Figure record extracts:
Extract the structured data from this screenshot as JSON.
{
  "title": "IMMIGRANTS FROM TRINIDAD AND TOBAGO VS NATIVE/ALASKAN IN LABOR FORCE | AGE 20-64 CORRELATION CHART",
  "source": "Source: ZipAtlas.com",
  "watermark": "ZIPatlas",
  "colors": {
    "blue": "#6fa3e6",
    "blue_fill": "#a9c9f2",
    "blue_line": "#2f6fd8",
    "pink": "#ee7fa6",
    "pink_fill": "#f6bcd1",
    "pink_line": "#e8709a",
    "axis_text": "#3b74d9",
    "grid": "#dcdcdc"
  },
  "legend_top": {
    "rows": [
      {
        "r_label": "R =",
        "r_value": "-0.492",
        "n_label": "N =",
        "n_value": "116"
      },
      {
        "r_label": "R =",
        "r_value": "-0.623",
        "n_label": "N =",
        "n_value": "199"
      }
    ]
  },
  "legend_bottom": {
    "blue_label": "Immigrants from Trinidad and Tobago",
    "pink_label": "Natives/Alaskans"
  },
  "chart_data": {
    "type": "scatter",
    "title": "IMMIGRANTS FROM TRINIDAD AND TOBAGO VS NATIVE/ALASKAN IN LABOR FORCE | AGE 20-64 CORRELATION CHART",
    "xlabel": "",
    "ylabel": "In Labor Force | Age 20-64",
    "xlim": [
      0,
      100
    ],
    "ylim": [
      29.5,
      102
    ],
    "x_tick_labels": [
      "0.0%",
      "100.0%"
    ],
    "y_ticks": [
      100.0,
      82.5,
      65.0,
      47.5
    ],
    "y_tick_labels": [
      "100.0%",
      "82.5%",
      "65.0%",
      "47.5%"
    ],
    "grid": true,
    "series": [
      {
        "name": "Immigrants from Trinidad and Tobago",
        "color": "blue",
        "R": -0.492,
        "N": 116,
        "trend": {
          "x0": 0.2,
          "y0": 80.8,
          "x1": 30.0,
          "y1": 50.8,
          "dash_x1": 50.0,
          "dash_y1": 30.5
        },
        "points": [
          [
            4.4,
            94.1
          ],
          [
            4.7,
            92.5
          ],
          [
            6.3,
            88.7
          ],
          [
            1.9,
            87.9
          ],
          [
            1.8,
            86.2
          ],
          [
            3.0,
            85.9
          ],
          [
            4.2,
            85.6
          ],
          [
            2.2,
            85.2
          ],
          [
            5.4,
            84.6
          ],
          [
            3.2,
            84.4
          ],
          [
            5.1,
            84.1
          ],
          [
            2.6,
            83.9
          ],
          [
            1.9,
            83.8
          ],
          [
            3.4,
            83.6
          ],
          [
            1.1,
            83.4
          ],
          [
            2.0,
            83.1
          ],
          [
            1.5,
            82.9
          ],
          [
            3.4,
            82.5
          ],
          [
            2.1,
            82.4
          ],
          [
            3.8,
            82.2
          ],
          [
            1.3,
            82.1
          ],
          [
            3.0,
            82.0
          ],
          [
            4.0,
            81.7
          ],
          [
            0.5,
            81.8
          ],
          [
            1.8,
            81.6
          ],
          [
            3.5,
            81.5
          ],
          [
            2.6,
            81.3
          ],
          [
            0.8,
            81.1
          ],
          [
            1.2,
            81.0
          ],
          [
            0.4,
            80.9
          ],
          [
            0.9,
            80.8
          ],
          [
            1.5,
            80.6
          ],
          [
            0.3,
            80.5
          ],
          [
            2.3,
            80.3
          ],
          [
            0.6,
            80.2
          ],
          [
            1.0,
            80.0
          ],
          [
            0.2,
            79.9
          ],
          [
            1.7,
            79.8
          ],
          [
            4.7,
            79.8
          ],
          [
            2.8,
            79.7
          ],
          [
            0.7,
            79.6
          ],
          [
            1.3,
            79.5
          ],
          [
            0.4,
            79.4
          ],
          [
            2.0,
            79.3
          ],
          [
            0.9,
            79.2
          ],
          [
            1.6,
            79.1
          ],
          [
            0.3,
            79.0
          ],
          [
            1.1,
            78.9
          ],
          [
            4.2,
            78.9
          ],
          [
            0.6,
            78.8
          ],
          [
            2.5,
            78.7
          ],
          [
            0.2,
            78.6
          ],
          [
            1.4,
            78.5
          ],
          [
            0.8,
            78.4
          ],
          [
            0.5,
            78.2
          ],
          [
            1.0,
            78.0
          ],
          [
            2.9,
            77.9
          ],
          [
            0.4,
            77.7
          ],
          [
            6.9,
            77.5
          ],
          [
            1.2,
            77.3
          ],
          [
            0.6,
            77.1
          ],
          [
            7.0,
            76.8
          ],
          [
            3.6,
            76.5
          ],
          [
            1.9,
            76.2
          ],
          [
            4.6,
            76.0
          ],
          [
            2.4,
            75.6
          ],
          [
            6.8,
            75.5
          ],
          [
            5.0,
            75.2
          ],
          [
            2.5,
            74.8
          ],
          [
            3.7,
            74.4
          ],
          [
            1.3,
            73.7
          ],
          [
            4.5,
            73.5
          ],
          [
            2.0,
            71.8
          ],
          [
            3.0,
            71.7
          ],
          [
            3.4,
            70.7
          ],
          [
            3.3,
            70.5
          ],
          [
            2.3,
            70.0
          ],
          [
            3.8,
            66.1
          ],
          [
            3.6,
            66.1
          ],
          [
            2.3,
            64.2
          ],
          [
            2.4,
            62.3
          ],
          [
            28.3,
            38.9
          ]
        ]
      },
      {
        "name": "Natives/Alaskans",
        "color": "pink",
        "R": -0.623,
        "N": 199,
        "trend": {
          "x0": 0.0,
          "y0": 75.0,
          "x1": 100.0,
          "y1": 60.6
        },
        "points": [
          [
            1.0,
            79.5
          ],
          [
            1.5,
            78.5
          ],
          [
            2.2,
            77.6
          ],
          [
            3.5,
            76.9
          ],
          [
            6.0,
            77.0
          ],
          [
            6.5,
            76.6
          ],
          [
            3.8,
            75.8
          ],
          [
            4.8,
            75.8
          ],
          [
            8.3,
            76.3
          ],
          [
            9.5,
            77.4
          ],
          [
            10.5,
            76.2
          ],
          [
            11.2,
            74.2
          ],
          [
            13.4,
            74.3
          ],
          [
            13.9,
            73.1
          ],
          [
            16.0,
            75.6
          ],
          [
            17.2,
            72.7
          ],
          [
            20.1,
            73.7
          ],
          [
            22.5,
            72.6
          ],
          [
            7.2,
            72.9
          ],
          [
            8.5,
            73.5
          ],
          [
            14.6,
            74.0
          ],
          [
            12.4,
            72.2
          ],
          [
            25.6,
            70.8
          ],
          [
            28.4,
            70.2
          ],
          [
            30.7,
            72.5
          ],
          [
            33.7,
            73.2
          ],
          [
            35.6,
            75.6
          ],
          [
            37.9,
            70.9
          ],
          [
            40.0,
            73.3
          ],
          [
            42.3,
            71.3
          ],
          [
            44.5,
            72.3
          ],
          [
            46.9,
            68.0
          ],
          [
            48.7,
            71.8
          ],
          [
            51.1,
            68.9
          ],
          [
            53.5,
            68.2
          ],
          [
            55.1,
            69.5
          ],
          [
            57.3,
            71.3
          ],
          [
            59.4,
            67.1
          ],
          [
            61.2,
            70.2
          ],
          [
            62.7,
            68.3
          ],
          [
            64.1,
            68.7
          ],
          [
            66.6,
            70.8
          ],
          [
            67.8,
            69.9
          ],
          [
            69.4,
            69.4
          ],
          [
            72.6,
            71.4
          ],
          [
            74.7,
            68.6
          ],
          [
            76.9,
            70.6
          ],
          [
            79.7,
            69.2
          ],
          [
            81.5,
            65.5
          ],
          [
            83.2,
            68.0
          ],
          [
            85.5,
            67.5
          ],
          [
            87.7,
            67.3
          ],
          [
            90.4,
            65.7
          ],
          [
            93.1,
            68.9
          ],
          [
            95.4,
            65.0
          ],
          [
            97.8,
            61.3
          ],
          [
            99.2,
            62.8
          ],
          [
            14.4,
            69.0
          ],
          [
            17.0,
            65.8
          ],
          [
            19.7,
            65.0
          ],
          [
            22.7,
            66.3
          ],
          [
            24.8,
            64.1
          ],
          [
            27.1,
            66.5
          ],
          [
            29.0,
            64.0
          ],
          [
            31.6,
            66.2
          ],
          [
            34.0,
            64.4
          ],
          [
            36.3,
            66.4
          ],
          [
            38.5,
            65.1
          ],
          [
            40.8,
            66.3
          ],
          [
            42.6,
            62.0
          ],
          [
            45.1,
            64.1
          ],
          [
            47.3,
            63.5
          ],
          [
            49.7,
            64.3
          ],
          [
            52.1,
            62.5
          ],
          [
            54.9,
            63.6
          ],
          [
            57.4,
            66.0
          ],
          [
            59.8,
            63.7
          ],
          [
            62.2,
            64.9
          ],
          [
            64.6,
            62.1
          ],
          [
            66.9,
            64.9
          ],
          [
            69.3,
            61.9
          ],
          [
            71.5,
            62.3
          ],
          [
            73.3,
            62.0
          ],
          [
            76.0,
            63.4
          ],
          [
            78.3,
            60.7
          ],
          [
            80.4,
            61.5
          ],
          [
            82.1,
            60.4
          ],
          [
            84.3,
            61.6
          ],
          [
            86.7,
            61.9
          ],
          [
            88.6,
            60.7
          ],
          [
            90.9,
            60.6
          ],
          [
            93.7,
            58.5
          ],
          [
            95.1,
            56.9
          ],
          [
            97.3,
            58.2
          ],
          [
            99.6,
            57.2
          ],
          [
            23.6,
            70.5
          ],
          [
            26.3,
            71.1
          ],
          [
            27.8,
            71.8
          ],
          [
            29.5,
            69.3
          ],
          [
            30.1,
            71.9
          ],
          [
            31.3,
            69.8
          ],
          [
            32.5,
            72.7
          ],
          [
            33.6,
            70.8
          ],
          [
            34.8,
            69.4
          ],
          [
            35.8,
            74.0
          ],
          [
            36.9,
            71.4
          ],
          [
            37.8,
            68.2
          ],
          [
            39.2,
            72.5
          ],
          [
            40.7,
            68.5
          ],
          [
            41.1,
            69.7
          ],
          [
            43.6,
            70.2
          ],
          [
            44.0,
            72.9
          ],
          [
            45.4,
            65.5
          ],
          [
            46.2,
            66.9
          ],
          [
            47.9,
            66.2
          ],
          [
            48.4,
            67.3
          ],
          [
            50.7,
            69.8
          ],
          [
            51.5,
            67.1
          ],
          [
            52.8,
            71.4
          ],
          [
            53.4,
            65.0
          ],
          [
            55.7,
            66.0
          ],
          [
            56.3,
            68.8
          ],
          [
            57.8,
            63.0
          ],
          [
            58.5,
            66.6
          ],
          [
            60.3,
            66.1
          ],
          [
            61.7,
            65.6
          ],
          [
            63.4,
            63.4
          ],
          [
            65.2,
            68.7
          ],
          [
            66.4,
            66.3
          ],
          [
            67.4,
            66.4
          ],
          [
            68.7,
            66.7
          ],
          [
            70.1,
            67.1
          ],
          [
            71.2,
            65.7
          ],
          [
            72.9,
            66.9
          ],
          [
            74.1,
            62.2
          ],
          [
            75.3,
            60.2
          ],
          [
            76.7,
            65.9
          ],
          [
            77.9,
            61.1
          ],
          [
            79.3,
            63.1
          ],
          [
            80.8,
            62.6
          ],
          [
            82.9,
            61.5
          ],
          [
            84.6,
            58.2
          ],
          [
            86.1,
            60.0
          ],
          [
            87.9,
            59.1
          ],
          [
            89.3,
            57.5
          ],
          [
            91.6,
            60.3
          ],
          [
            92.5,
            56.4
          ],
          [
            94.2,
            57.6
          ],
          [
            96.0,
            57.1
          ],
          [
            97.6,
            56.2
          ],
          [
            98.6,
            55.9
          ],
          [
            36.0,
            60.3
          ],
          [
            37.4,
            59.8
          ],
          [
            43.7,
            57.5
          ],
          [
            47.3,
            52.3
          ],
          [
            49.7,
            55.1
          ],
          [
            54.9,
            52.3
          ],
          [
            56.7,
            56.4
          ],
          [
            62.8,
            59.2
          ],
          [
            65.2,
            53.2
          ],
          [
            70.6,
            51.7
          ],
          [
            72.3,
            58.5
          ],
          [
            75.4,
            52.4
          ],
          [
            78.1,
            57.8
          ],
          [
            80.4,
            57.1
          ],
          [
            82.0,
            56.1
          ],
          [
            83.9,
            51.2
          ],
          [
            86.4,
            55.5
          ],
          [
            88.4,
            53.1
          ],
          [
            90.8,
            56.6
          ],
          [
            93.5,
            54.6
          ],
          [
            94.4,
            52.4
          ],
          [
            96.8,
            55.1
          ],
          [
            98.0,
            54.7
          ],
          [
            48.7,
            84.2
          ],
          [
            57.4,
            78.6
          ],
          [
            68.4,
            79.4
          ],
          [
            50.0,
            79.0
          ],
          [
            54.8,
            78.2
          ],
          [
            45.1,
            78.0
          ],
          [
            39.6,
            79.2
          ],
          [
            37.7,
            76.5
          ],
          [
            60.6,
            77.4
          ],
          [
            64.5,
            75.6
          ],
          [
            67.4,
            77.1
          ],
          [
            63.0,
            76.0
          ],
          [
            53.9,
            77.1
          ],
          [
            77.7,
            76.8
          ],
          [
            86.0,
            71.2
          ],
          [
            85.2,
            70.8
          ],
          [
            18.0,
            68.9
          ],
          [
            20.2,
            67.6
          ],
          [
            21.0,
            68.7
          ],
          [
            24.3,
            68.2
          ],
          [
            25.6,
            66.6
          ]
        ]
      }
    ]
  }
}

• Directions: Out of the material above, gather each line where "Alaskans" appears.

• Problem solution:
    "pink_label": "Natives/Alaskans"
        "name": "Natives/Alaskans",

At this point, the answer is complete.